▸ **Exercise prompt**
Extract the text of every entry below exactly; leave images out.

▸ **Material for this task**

● ● ● ● ● ● ●

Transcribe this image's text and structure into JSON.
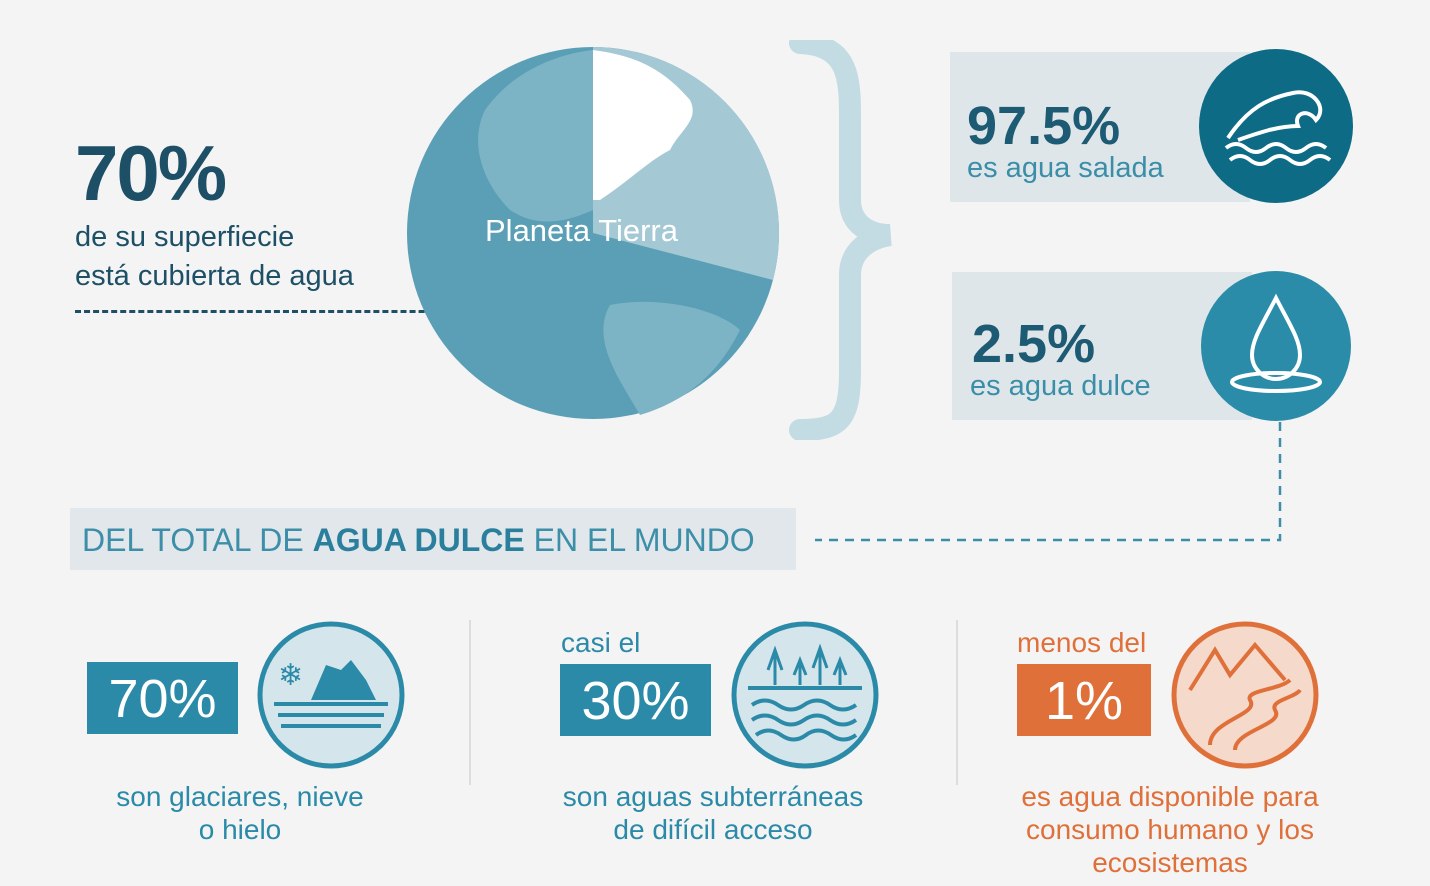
{
  "left": {
    "percent": "70%",
    "line1": "de su superfiecie",
    "line2": "está cubierta de agua"
  },
  "globe": {
    "label": "Planeta Tierra"
  },
  "salt": {
    "percent": "97.5%",
    "text": "es agua salada",
    "icon": "wave-icon"
  },
  "fresh": {
    "percent": "2.5%",
    "text": "es agua dulce",
    "icon": "water-drop-icon"
  },
  "banner": {
    "pre": "DEL TOTAL DE ",
    "bold": "AGUA DULCE",
    "post": " EN EL MUNDO"
  },
  "items": [
    {
      "prefix": "",
      "percent": "70%",
      "line1": "son glaciares, nieve",
      "line2": "o hielo",
      "line3": "",
      "icon": "glacier-icon"
    },
    {
      "prefix": "casi el",
      "percent": "30%",
      "line1": "son aguas subterráneas",
      "line2": "de difícil acceso",
      "line3": "",
      "icon": "groundwater-icon"
    },
    {
      "prefix": "menos del",
      "percent": "1%",
      "line1": "es agua disponible para",
      "line2": "consumo humano y los",
      "line3": "ecosistemas",
      "icon": "river-mountain-icon"
    }
  ],
  "colors": {
    "dark": "#1d4f66",
    "teal": "#2a8aa8",
    "orange": "#e0703a",
    "globe": "#5a9fb6"
  }
}
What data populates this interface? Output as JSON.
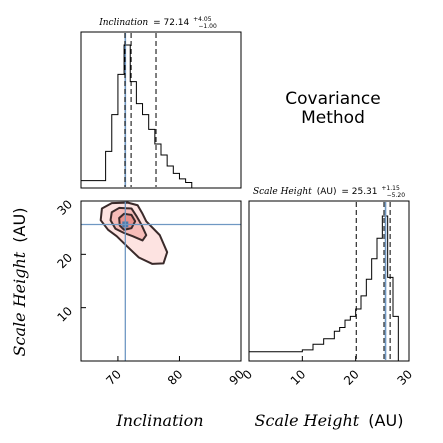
{
  "chart_data": [
    {
      "type": "histogram",
      "panel": "inclination-marginal",
      "title_param": "Inclination",
      "title_value": "= 72.14",
      "title_sup": "+4.05",
      "title_sub": "−1.00",
      "xlim": [
        64,
        90
      ],
      "median": 72.14,
      "quantiles": [
        71.14,
        76.19
      ],
      "truth": 71.2,
      "bins": [
        [
          64,
          66,
          4
        ],
        [
          66,
          68,
          4
        ],
        [
          68,
          69,
          20
        ],
        [
          69,
          70,
          40
        ],
        [
          70,
          71,
          62
        ],
        [
          71,
          72,
          78
        ],
        [
          72,
          73,
          58
        ],
        [
          73,
          74,
          46
        ],
        [
          74,
          75,
          40
        ],
        [
          75,
          76,
          32
        ],
        [
          76,
          77,
          24
        ],
        [
          77,
          78,
          18
        ],
        [
          78,
          79,
          12
        ],
        [
          79,
          80,
          8
        ],
        [
          80,
          81,
          5
        ],
        [
          81,
          82,
          3
        ],
        [
          82,
          90,
          0
        ]
      ]
    },
    {
      "type": "contour",
      "panel": "joint",
      "xlim": [
        64,
        90
      ],
      "ylim": [
        0,
        30
      ],
      "xticks": [
        "70",
        "80",
        "90"
      ],
      "yticks": [
        "10",
        "20",
        "30"
      ],
      "xlabel": "Inclination",
      "ylabel_param": "Scale Height",
      "ylabel_unit": "(AU)",
      "truth_x": 71.2,
      "truth_y": 25.6,
      "peak": [
        71.2,
        25.6
      ],
      "contour_colors": {
        "outer_fill": "#fde3e1",
        "inner_fill": "#f6bcb8",
        "core_fill": "#e9918b",
        "line": "#3a2a2a",
        "truth": "#6f98c3",
        "core_marker": "#4a78a8"
      },
      "contours": [
        {
          "level": "outer",
          "points": [
            [
              67.4,
              28.6
            ],
            [
              69.0,
              29.6
            ],
            [
              71.6,
              29.7
            ],
            [
              73.2,
              29.2
            ],
            [
              74.0,
              27.6
            ],
            [
              74.6,
              26.2
            ],
            [
              76.8,
              23.6
            ],
            [
              78.0,
              20.4
            ],
            [
              77.4,
              18.3
            ],
            [
              75.6,
              18.2
            ],
            [
              73.4,
              19.4
            ],
            [
              71.4,
              21.6
            ],
            [
              69.8,
              23.4
            ],
            [
              68.4,
              24.6
            ],
            [
              67.2,
              26.4
            ]
          ]
        },
        {
          "level": "inner",
          "points": [
            [
              69.0,
              27.9
            ],
            [
              70.2,
              28.7
            ],
            [
              72.2,
              28.6
            ],
            [
              73.0,
              27.2
            ],
            [
              73.8,
              25.6
            ],
            [
              74.6,
              23.6
            ],
            [
              74.0,
              22.6
            ],
            [
              72.4,
              23.4
            ],
            [
              71.0,
              24.0
            ],
            [
              69.6,
              24.8
            ],
            [
              68.8,
              26.4
            ]
          ]
        },
        {
          "level": "core",
          "points": [
            [
              70.2,
              26.8
            ],
            [
              71.0,
              27.6
            ],
            [
              72.2,
              27.4
            ],
            [
              72.8,
              26.2
            ],
            [
              72.2,
              24.9
            ],
            [
              71.0,
              24.6
            ],
            [
              70.3,
              25.4
            ]
          ]
        }
      ]
    },
    {
      "type": "histogram",
      "panel": "scale-height-marginal",
      "title_param": "Scale Height",
      "title_unit": "(AU)",
      "title_value": "= 25.31",
      "title_sup": "+1.15",
      "title_sub": "−5.20",
      "xlim": [
        0,
        30
      ],
      "xticks": [
        "0",
        "10",
        "20",
        "30"
      ],
      "xlabel_param": "Scale Height",
      "xlabel_unit": "(AU)",
      "median": 25.31,
      "quantiles": [
        20.11,
        26.46
      ],
      "truth": 25.6,
      "bins": [
        [
          0,
          5,
          5
        ],
        [
          5,
          10,
          5
        ],
        [
          10,
          12,
          6
        ],
        [
          12,
          14,
          9
        ],
        [
          14,
          16,
          12
        ],
        [
          16,
          17,
          16
        ],
        [
          17,
          18,
          18
        ],
        [
          18,
          19,
          22
        ],
        [
          19,
          20,
          24
        ],
        [
          20,
          21,
          28
        ],
        [
          21,
          22,
          35
        ],
        [
          22,
          23,
          44
        ],
        [
          23,
          24,
          55
        ],
        [
          24,
          25,
          66
        ],
        [
          25,
          26,
          78
        ],
        [
          26,
          27,
          45
        ],
        [
          27,
          28,
          24
        ],
        [
          28,
          30,
          0
        ]
      ]
    }
  ],
  "annotation": {
    "line1": "Covariance",
    "line2": "Method"
  }
}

● ● ● ● ● ● ●

▸ **Exercise response**
Transcribe this image's text and structure into JSON.
{
  "left": {
    "percent": "70%",
    "line1": "de su superfiecie",
    "line2": "está cubierta de agua"
  },
  "globe": {
    "label": "Planeta Tierra"
  },
  "salt": {
    "percent": "97.5%",
    "text": "es agua salada",
    "icon": "wave-icon"
  },
  "fresh": {
    "percent": "2.5%",
    "text": "es agua dulce",
    "icon": "water-drop-icon"
  },
  "banner": {
    "pre": "DEL TOTAL DE ",
    "bold": "AGUA DULCE",
    "post": " EN EL MUNDO"
  },
  "items": [
    {
      "prefix": "",
      "percent": "70%",
      "line1": "son glaciares, nieve",
      "line2": "o hielo",
      "line3": "",
      "icon": "glacier-icon"
    },
    {
      "prefix": "casi el",
      "percent": "30%",
      "line1": "son aguas subterráneas",
      "line2": "de difícil acceso",
      "line3": "",
      "icon": "groundwater-icon"
    },
    {
      "prefix": "menos del",
      "percent": "1%",
      "line1": "es agua disponible para",
      "line2": "consumo humano y los",
      "line3": "ecosistemas",
      "icon": "river-mountain-icon"
    }
  ],
  "colors": {
    "dark": "#1d4f66",
    "teal": "#2a8aa8",
    "orange": "#e0703a",
    "globe": "#5a9fb6"
  }
}
What data populates this interface? Output as JSON.
{
  "chart_data": [
    {
      "type": "histogram",
      "panel": "inclination-marginal",
      "title_param": "Inclination",
      "title_value": "= 72.14",
      "title_sup": "+4.05",
      "title_sub": "−1.00",
      "xlim": [
        64,
        90
      ],
      "median": 72.14,
      "quantiles": [
        71.14,
        76.19
      ],
      "truth": 71.2,
      "bins": [
        [
          64,
          66,
          4
        ],
        [
          66,
          68,
          4
        ],
        [
          68,
          69,
          20
        ],
        [
          69,
          70,
          40
        ],
        [
          70,
          71,
          62
        ],
        [
          71,
          72,
          78
        ],
        [
          72,
          73,
          58
        ],
        [
          73,
          74,
          46
        ],
        [
          74,
          75,
          40
        ],
        [
          75,
          76,
          32
        ],
        [
          76,
          77,
          24
        ],
        [
          77,
          78,
          18
        ],
        [
          78,
          79,
          12
        ],
        [
          79,
          80,
          8
        ],
        [
          80,
          81,
          5
        ],
        [
          81,
          82,
          3
        ],
        [
          82,
          90,
          0
        ]
      ]
    },
    {
      "type": "contour",
      "panel": "joint",
      "xlim": [
        64,
        90
      ],
      "ylim": [
        0,
        30
      ],
      "xticks": [
        "70",
        "80",
        "90"
      ],
      "yticks": [
        "10",
        "20",
        "30"
      ],
      "xlabel": "Inclination",
      "ylabel_param": "Scale Height",
      "ylabel_unit": "(AU)",
      "truth_x": 71.2,
      "truth_y": 25.6,
      "peak": [
        71.2,
        25.6
      ],
      "contour_colors": {
        "outer_fill": "#fde3e1",
        "inner_fill": "#f6bcb8",
        "core_fill": "#e9918b",
        "line": "#3a2a2a",
        "truth": "#6f98c3",
        "core_marker": "#4a78a8"
      },
      "contours": [
        {
          "level": "outer",
          "points": [
            [
              67.4,
              28.6
            ],
            [
              69.0,
              29.6
            ],
            [
              71.6,
              29.7
            ],
            [
              73.2,
              29.2
            ],
            [
              74.0,
              27.6
            ],
            [
              74.6,
              26.2
            ],
            [
              76.8,
              23.6
            ],
            [
              78.0,
              20.4
            ],
            [
              77.4,
              18.3
            ],
            [
              75.6,
              18.2
            ],
            [
              73.4,
              19.4
            ],
            [
              71.4,
              21.6
            ],
            [
              69.8,
              23.4
            ],
            [
              68.4,
              24.6
            ],
            [
              67.2,
              26.4
            ]
          ]
        },
        {
          "level": "inner",
          "points": [
            [
              69.0,
              27.9
            ],
            [
              70.2,
              28.7
            ],
            [
              72.2,
              28.6
            ],
            [
              73.0,
              27.2
            ],
            [
              73.8,
              25.6
            ],
            [
              74.6,
              23.6
            ],
            [
              74.0,
              22.6
            ],
            [
              72.4,
              23.4
            ],
            [
              71.0,
              24.0
            ],
            [
              69.6,
              24.8
            ],
            [
              68.8,
              26.4
            ]
          ]
        },
        {
          "level": "core",
          "points": [
            [
              70.2,
              26.8
            ],
            [
              71.0,
              27.6
            ],
            [
              72.2,
              27.4
            ],
            [
              72.8,
              26.2
            ],
            [
              72.2,
              24.9
            ],
            [
              71.0,
              24.6
            ],
            [
              70.3,
              25.4
            ]
          ]
        }
      ]
    },
    {
      "type": "histogram",
      "panel": "scale-height-marginal",
      "title_param": "Scale Height",
      "title_unit": "(AU)",
      "title_value": "= 25.31",
      "title_sup": "+1.15",
      "title_sub": "−5.20",
      "xlim": [
        0,
        30
      ],
      "xticks": [
        "0",
        "10",
        "20",
        "30"
      ],
      "xlabel_param": "Scale Height",
      "xlabel_unit": "(AU)",
      "median": 25.31,
      "quantiles": [
        20.11,
        26.46
      ],
      "truth": 25.6,
      "bins": [
        [
          0,
          5,
          5
        ],
        [
          5,
          10,
          5
        ],
        [
          10,
          12,
          6
        ],
        [
          12,
          14,
          9
        ],
        [
          14,
          16,
          12
        ],
        [
          16,
          17,
          16
        ],
        [
          17,
          18,
          18
        ],
        [
          18,
          19,
          22
        ],
        [
          19,
          20,
          24
        ],
        [
          20,
          21,
          28
        ],
        [
          21,
          22,
          35
        ],
        [
          22,
          23,
          44
        ],
        [
          23,
          24,
          55
        ],
        [
          24,
          25,
          66
        ],
        [
          25,
          26,
          78
        ],
        [
          26,
          27,
          45
        ],
        [
          27,
          28,
          24
        ],
        [
          28,
          30,
          0
        ]
      ]
    }
  ],
  "annotation": {
    "line1": "Covariance",
    "line2": "Method"
  }
}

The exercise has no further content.